DESCRIPTION OF THE TASK: Using the data below, copy each line that includes the word "Current".

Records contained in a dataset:
————
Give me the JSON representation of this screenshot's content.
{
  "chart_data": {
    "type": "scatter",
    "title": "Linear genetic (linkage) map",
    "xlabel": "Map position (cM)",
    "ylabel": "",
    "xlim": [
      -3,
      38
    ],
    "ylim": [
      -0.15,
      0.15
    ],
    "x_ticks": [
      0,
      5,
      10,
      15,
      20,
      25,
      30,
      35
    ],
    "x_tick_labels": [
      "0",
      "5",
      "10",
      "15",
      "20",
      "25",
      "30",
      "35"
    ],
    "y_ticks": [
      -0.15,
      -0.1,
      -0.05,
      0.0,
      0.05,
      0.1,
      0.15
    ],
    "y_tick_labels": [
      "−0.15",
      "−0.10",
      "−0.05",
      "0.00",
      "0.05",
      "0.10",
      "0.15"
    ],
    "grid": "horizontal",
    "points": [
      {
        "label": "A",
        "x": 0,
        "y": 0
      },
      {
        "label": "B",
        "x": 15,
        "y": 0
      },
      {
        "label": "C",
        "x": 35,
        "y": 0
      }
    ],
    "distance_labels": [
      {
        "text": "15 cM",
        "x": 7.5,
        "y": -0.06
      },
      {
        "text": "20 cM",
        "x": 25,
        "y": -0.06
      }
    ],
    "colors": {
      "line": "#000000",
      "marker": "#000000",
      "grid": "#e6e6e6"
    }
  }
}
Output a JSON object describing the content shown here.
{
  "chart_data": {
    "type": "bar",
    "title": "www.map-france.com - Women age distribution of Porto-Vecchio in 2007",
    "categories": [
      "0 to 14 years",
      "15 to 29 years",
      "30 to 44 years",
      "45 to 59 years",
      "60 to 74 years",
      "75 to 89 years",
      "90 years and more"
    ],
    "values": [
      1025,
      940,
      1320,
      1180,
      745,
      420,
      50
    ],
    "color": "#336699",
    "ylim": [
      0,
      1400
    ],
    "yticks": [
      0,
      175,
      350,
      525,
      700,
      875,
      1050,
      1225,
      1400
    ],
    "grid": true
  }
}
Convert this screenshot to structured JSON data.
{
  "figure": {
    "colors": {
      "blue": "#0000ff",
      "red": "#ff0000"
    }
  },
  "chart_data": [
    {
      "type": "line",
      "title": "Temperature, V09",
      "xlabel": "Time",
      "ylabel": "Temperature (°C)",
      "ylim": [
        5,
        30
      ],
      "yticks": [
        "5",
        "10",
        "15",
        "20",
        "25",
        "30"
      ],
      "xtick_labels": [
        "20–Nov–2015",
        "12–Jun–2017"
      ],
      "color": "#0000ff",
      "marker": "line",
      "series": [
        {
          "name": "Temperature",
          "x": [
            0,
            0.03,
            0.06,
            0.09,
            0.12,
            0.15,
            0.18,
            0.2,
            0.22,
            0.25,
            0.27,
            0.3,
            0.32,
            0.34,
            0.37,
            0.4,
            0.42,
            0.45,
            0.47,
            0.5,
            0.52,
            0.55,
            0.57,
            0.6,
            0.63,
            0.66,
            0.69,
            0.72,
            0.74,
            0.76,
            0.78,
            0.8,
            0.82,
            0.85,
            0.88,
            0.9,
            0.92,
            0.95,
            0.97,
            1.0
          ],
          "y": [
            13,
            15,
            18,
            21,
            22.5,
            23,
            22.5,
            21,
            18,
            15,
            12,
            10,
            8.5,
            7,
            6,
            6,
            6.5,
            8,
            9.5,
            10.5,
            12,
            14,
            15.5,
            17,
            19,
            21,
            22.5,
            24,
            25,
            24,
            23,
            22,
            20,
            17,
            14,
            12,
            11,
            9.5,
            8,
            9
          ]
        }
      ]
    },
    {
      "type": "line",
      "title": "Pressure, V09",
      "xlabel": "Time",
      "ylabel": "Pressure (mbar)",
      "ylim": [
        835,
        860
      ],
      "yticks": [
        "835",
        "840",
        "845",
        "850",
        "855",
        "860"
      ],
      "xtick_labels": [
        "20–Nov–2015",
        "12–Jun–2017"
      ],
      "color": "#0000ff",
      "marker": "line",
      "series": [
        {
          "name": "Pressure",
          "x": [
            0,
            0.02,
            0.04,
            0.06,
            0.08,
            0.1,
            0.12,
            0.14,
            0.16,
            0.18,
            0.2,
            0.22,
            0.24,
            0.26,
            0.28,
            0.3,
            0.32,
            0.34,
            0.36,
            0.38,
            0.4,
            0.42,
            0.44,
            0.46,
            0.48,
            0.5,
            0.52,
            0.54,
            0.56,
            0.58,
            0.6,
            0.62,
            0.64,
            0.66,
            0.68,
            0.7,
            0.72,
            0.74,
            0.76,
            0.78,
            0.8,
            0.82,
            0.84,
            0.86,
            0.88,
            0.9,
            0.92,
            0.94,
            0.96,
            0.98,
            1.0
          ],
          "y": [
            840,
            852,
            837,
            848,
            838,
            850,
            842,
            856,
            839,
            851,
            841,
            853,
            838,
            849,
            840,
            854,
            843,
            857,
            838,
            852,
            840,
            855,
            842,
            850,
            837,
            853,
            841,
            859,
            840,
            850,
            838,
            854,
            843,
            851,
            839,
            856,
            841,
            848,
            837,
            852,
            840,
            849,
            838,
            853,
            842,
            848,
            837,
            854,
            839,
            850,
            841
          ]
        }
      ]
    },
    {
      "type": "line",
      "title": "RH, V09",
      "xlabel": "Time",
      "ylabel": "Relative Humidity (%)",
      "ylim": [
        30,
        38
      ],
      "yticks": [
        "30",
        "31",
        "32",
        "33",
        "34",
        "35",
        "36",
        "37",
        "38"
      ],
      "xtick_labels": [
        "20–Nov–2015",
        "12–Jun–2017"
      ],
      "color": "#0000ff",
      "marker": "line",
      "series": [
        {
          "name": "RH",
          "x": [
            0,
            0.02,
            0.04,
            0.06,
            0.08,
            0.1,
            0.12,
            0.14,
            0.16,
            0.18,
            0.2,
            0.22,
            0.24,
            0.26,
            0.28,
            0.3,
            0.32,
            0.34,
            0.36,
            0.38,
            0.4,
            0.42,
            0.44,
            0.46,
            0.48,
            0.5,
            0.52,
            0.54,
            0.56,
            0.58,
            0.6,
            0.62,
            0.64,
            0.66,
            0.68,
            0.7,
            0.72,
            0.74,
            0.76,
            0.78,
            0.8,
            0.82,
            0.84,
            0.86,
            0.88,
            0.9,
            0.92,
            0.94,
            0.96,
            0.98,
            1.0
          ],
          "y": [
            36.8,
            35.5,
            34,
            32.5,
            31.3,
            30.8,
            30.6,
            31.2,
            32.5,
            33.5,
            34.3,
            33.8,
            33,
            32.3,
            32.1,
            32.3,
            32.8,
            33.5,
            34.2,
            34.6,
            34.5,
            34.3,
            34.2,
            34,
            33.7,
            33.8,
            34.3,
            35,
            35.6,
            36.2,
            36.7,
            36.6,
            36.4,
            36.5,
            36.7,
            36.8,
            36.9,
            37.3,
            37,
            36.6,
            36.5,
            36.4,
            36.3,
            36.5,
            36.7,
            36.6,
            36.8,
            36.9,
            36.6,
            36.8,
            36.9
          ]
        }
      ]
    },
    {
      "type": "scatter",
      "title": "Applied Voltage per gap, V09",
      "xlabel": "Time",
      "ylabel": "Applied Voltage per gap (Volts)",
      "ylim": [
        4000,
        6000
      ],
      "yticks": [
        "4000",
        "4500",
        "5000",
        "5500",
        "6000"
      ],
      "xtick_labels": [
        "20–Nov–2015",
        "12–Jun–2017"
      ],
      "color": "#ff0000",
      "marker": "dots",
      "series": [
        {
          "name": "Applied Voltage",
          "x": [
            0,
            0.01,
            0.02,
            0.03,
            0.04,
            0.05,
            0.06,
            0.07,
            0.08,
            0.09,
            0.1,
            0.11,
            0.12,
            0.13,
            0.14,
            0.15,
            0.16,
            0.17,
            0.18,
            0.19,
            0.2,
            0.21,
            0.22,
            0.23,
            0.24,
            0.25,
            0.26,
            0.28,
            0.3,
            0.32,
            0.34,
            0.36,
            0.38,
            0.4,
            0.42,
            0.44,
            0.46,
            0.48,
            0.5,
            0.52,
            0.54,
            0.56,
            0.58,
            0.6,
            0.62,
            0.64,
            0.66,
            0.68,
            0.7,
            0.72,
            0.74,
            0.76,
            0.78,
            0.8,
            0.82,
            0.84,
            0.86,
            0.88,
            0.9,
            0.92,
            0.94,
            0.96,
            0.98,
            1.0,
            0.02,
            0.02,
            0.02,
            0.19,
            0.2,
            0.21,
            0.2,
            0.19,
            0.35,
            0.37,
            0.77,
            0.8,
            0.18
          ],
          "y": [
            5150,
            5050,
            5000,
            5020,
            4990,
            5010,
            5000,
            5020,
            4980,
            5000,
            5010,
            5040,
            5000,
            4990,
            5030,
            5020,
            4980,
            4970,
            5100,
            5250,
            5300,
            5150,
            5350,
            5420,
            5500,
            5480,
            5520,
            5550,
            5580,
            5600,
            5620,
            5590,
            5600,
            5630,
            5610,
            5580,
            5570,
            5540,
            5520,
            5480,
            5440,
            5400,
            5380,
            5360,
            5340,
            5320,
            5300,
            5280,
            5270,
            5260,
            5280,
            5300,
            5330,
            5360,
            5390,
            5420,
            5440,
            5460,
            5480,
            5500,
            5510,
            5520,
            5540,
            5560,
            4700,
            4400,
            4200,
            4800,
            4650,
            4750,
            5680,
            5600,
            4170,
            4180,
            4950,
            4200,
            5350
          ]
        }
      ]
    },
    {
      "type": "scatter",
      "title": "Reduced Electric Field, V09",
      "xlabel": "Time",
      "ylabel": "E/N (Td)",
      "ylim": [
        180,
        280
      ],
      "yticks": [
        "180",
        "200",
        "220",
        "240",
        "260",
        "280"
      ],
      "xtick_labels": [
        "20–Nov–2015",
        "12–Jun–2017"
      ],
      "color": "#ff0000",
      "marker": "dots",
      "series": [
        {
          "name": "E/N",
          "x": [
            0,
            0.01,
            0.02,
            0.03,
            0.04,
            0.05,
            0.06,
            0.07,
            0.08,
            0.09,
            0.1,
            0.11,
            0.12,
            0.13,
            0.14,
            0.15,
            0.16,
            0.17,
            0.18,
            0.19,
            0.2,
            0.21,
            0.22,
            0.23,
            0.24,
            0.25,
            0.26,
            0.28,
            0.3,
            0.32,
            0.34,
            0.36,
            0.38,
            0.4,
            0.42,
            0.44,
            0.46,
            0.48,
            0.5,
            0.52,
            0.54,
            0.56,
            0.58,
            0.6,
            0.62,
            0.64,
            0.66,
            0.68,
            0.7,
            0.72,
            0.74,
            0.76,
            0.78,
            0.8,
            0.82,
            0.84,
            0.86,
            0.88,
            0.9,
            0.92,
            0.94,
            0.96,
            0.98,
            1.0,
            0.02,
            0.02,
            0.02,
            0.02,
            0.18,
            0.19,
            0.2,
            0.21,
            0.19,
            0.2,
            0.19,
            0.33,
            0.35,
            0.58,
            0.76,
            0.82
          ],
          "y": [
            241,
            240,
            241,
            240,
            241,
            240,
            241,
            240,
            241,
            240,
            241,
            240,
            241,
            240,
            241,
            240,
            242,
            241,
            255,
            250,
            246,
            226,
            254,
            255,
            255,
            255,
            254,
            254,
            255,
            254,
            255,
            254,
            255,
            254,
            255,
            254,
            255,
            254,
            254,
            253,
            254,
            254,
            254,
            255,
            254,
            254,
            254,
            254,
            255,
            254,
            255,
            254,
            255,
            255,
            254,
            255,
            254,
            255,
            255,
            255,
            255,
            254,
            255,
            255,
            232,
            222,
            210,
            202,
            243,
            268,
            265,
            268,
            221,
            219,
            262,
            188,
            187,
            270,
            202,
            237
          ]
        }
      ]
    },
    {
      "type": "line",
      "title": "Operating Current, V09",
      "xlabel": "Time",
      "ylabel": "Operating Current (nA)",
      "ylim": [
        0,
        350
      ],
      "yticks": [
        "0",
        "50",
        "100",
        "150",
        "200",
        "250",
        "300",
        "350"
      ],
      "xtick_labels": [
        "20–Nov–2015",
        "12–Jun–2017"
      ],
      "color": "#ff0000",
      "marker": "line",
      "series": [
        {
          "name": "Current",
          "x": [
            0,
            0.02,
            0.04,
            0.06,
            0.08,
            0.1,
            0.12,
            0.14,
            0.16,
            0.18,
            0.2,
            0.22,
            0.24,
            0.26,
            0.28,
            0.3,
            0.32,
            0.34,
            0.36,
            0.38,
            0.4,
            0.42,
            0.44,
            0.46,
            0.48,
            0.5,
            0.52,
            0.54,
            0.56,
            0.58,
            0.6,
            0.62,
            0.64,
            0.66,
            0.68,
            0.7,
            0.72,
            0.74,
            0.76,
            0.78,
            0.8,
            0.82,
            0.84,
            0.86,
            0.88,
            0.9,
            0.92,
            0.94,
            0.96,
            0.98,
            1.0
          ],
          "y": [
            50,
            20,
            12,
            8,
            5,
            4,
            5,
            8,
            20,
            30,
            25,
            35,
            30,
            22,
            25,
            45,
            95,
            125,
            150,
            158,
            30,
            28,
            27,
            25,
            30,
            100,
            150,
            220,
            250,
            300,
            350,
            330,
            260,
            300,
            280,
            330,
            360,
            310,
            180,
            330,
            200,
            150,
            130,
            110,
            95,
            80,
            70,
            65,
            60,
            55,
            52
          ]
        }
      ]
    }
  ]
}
————
FINISHED EXERCISE:
      "title": "Operating Current, V09",
      "ylabel": "Operating Current (nA)",
          "name": "Current",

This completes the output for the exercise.